* _SUPPLIED MATERIAL_:
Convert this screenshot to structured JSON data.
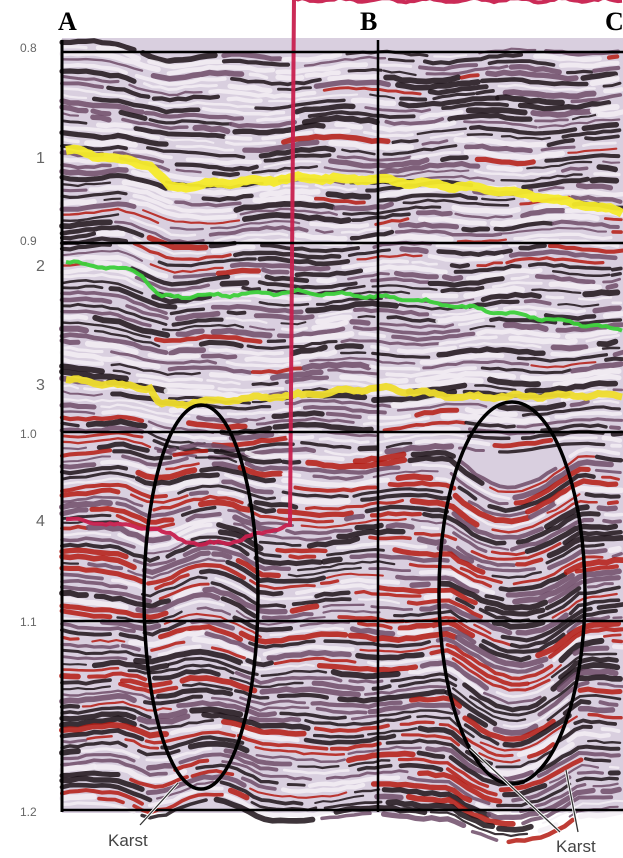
{
  "header": {
    "labels": [
      "A",
      "B",
      "C"
    ]
  },
  "time_axis": {
    "labels": [
      "0.8",
      "0.9",
      "1.0",
      "1.1",
      "1.2"
    ]
  },
  "horizons": {
    "labels": [
      "1",
      "2",
      "3",
      "4"
    ]
  },
  "annotations": {
    "labels": [
      "Karst",
      "Karst"
    ]
  }
}
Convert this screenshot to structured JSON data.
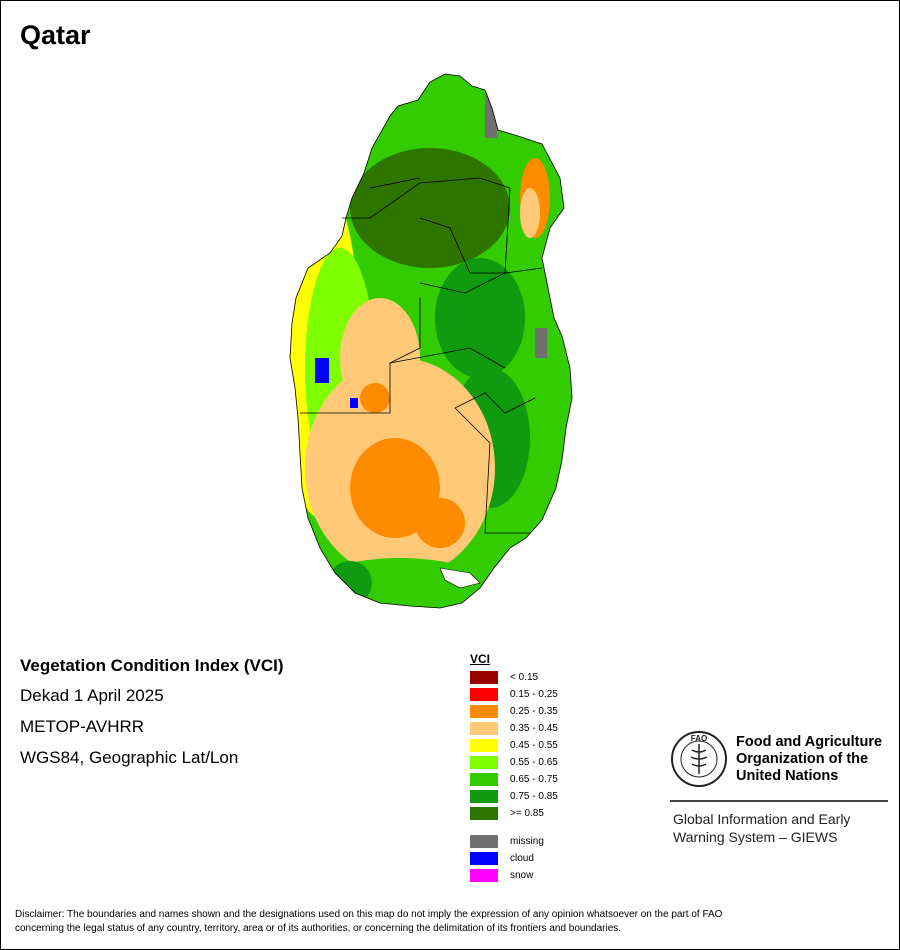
{
  "map_title": "Qatar",
  "info": {
    "index_name": "Vegetation Condition Index (VCI)",
    "period": "Dekad 1 April 2025",
    "sensor": "METOP-AVHRR",
    "projection": "WGS84, Geographic Lat/Lon"
  },
  "legend": {
    "title": "VCI",
    "classes": [
      {
        "label": "< 0.15",
        "color": "#990000"
      },
      {
        "label": "0.15 - 0.25",
        "color": "#ff0000"
      },
      {
        "label": "0.25 - 0.35",
        "color": "#ff8c00"
      },
      {
        "label": "0.35 - 0.45",
        "color": "#ffc978"
      },
      {
        "label": "0.45 - 0.55",
        "color": "#ffff00"
      },
      {
        "label": "0.55 - 0.65",
        "color": "#80ff00"
      },
      {
        "label": "0.65 - 0.75",
        "color": "#33cc00"
      },
      {
        "label": "0.75 - 0.85",
        "color": "#109a10"
      },
      {
        "label": ">= 0.85",
        "color": "#2e7500"
      }
    ],
    "special": [
      {
        "label": "missing",
        "color": "#707070"
      },
      {
        "label": "cloud",
        "color": "#0000ff"
      },
      {
        "label": "snow",
        "color": "#ff00ff"
      }
    ]
  },
  "fao": {
    "emblem_letters": "FAO",
    "org_line1": "Food and Agriculture",
    "org_line2": "Organization of the",
    "org_line3": "United Nations",
    "giews_line1": "Global Information and Early",
    "giews_line2": "Warning System – GIEWS"
  },
  "disclaimer": {
    "line1": "Disclaimer: The boundaries and names shown and the designations used on this map do not imply the expression of any opinion whatsoever on the part of FAO",
    "line2": "concerning the legal status of any country, territory, area or of its authorities, or concerning the delimitation of its frontiers and boundaries."
  }
}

* _OBJECTIVE_:
Reproduce all entries exactly. Pictures do not belong in the copy.

* _RESULT BELOW_:
Convert this screenshot to structured JSON data.
{
  "header": {
    "labels": [
      "A",
      "B",
      "C"
    ]
  },
  "time_axis": {
    "labels": [
      "0.8",
      "0.9",
      "1.0",
      "1.1",
      "1.2"
    ]
  },
  "horizons": {
    "labels": [
      "1",
      "2",
      "3",
      "4"
    ]
  },
  "annotations": {
    "labels": [
      "Karst",
      "Karst"
    ]
  }
}
Convert this screenshot to structured JSON data.
{
  "map_title": "Qatar",
  "info": {
    "index_name": "Vegetation Condition Index (VCI)",
    "period": "Dekad 1 April 2025",
    "sensor": "METOP-AVHRR",
    "projection": "WGS84, Geographic Lat/Lon"
  },
  "legend": {
    "title": "VCI",
    "classes": [
      {
        "label": "< 0.15",
        "color": "#990000"
      },
      {
        "label": "0.15 - 0.25",
        "color": "#ff0000"
      },
      {
        "label": "0.25 - 0.35",
        "color": "#ff8c00"
      },
      {
        "label": "0.35 - 0.45",
        "color": "#ffc978"
      },
      {
        "label": "0.45 - 0.55",
        "color": "#ffff00"
      },
      {
        "label": "0.55 - 0.65",
        "color": "#80ff00"
      },
      {
        "label": "0.65 - 0.75",
        "color": "#33cc00"
      },
      {
        "label": "0.75 - 0.85",
        "color": "#109a10"
      },
      {
        "label": ">= 0.85",
        "color": "#2e7500"
      }
    ],
    "special": [
      {
        "label": "missing",
        "color": "#707070"
      },
      {
        "label": "cloud",
        "color": "#0000ff"
      },
      {
        "label": "snow",
        "color": "#ff00ff"
      }
    ]
  },
  "fao": {
    "emblem_letters": "FAO",
    "org_line1": "Food and Agriculture",
    "org_line2": "Organization of the",
    "org_line3": "United Nations",
    "giews_line1": "Global Information and Early",
    "giews_line2": "Warning System – GIEWS"
  },
  "disclaimer": {
    "line1": "Disclaimer: The boundaries and names shown and the designations used on this map do not imply the expression of any opinion whatsoever on the part of FAO",
    "line2": "concerning the legal status of any country, territory, area or of its authorities, or concerning the delimitation of its frontiers and boundaries."
  }
}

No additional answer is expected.